What you will do
From the entries below, copy every line that holds the word "Гарантия".

--- START Raw records ---

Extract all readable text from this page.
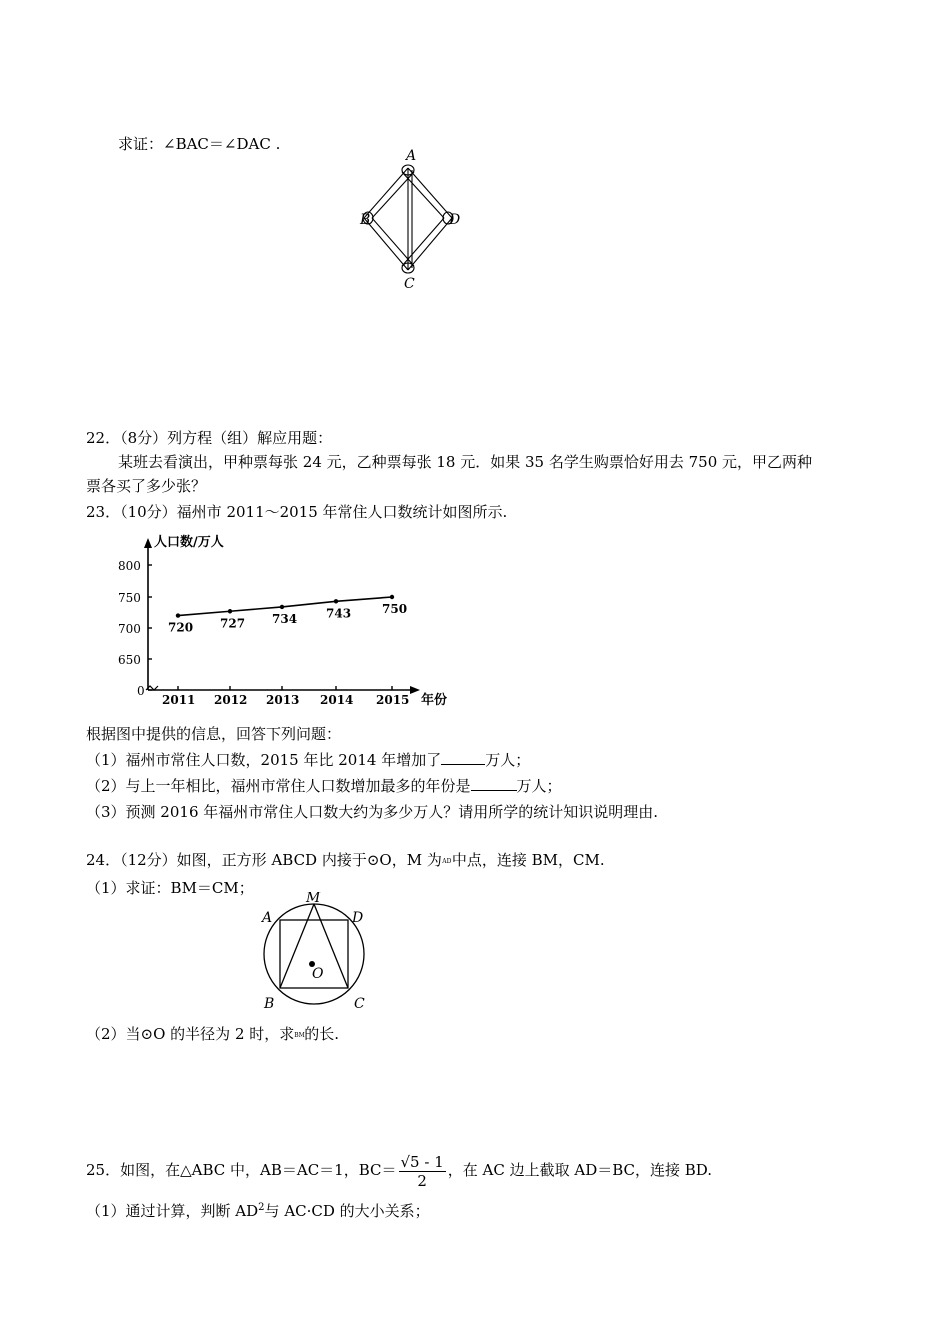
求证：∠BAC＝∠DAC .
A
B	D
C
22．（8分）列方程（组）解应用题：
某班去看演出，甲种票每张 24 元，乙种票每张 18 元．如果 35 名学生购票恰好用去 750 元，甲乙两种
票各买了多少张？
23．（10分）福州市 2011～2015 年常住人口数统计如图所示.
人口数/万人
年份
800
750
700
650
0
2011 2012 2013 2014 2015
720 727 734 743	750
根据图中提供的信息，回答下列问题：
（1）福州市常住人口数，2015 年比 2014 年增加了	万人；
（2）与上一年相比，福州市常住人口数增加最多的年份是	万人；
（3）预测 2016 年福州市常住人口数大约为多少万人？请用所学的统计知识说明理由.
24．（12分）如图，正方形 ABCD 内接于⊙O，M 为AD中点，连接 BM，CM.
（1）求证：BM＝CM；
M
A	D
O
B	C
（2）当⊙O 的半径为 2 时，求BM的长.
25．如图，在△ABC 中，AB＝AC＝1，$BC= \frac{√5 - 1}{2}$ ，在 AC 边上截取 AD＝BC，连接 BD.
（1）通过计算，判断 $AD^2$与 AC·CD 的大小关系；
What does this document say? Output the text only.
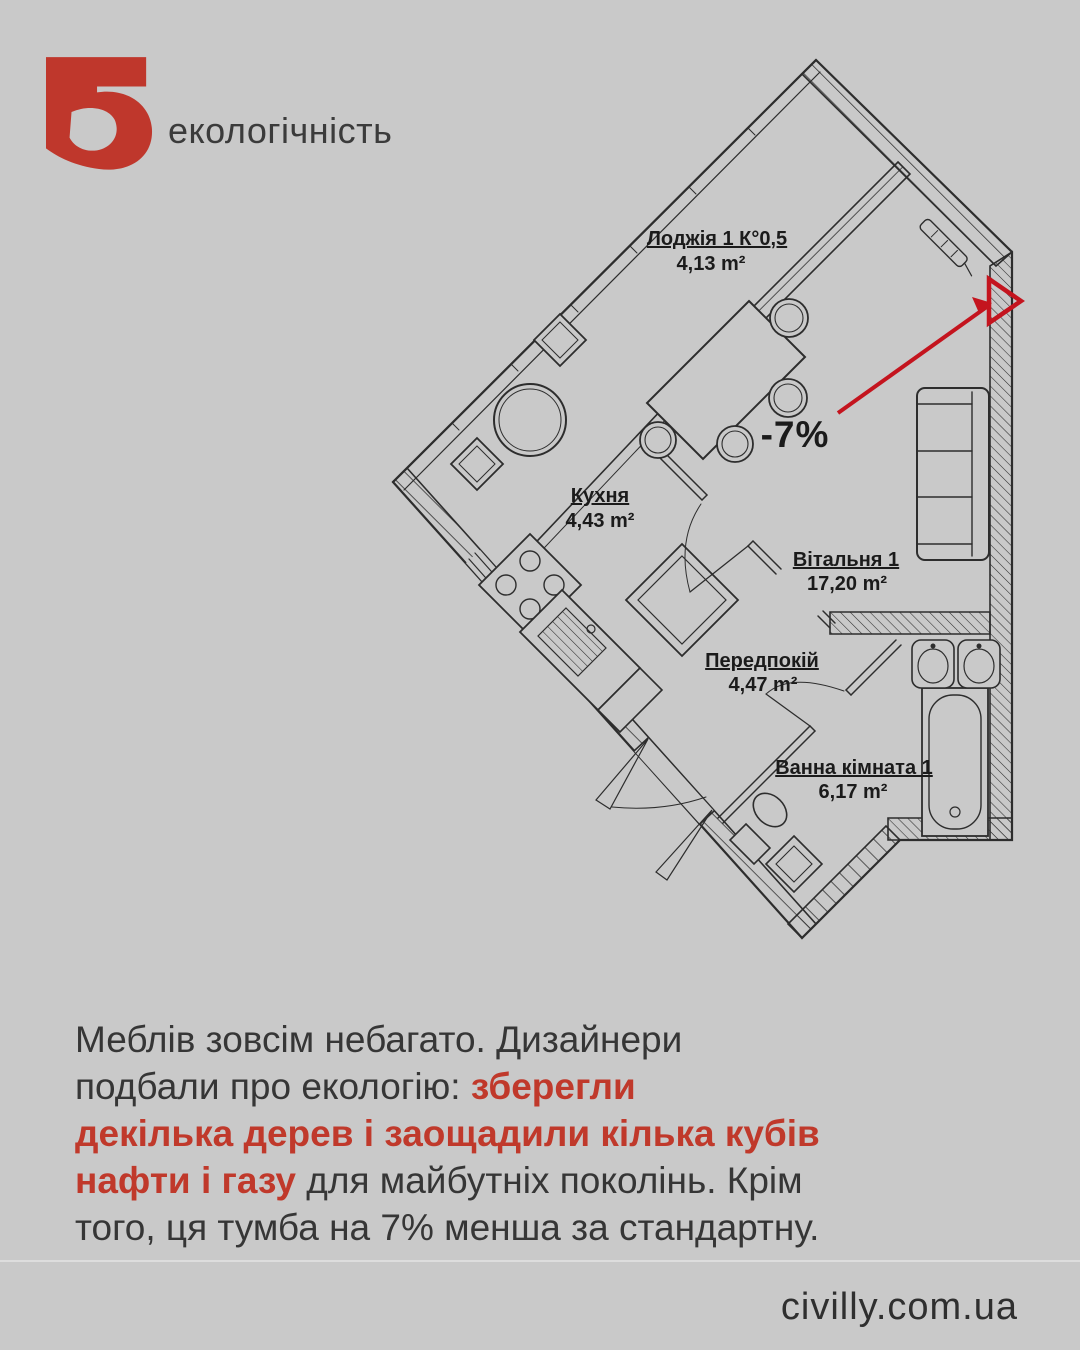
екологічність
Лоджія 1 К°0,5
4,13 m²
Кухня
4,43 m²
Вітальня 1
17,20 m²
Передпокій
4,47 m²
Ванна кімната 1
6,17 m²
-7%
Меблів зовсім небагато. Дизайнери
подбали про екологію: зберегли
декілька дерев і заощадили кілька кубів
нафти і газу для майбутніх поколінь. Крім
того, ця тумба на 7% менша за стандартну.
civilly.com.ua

--- END Raw records ---
--- START Raw records ---

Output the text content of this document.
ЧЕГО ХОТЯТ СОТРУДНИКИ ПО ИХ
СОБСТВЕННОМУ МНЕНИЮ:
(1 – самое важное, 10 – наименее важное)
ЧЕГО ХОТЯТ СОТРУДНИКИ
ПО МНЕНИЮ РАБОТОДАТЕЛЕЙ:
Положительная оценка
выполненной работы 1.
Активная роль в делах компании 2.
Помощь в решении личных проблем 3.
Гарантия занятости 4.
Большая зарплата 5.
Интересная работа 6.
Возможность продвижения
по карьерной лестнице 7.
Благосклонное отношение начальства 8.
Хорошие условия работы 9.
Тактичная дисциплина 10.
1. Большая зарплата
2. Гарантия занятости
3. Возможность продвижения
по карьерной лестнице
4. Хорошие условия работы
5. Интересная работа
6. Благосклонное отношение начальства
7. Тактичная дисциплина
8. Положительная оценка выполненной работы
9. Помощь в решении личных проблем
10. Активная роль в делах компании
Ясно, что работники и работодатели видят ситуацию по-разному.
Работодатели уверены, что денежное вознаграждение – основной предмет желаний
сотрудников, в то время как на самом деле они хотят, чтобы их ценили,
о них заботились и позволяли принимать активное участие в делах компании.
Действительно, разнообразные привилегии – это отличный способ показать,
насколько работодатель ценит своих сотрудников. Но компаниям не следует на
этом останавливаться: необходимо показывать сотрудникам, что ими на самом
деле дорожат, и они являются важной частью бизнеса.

--- END Raw records ---

The completed task
Гарантия занятости 4.
2. Гарантия занятости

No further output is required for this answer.